Entries with figure data
-- start --

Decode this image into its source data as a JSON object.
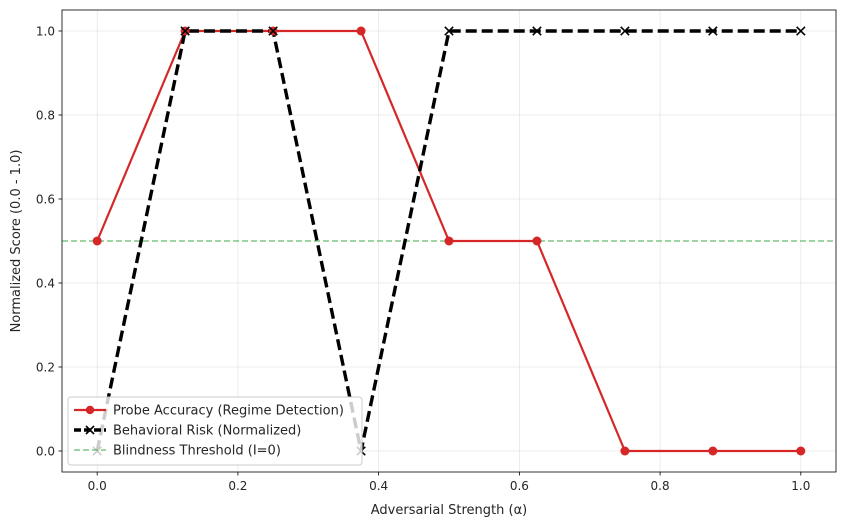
{
  "chart_data": {
    "type": "line",
    "xlabel": "Adversarial Strength (α)",
    "ylabel": "Normalized Score (0.0 - 1.0)",
    "xlim": [
      -0.05,
      1.05
    ],
    "ylim": [
      -0.05,
      1.05
    ],
    "x_ticks": [
      "0.0",
      "0.2",
      "0.4",
      "0.6",
      "0.8",
      "1.0"
    ],
    "y_ticks": [
      "0.0",
      "0.2",
      "0.4",
      "0.6",
      "0.8",
      "1.0"
    ],
    "grid": true,
    "legend_position": "lower-left",
    "series": [
      {
        "name": "Probe Accuracy (Regime Detection)",
        "color": "#d62728",
        "marker": "circle",
        "line_style": "solid",
        "x": [
          0.0,
          0.125,
          0.25,
          0.375,
          0.5,
          0.625,
          0.75,
          0.875,
          1.0
        ],
        "y": [
          0.5,
          1.0,
          1.0,
          1.0,
          0.5,
          0.5,
          0.0,
          0.0,
          0.0
        ]
      },
      {
        "name": "Behavioral Risk (Normalized)",
        "color": "#000000",
        "marker": "x",
        "line_style": "dashed",
        "x": [
          0.0,
          0.125,
          0.25,
          0.375,
          0.5,
          0.625,
          0.75,
          0.875,
          1.0
        ],
        "y": [
          0.0,
          1.0,
          1.0,
          0.0,
          1.0,
          1.0,
          1.0,
          1.0,
          1.0
        ]
      }
    ],
    "reference_lines": [
      {
        "name": "Blindness Threshold (I=0)",
        "color": "#4caf50",
        "line_style": "dashed",
        "y": 0.5
      }
    ]
  }
}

-- end --

GIVEN REQUEST: Report only a number: how many lines in the material above contain the string "Normalized".

ANSWER TO THIS PROBLEM: 2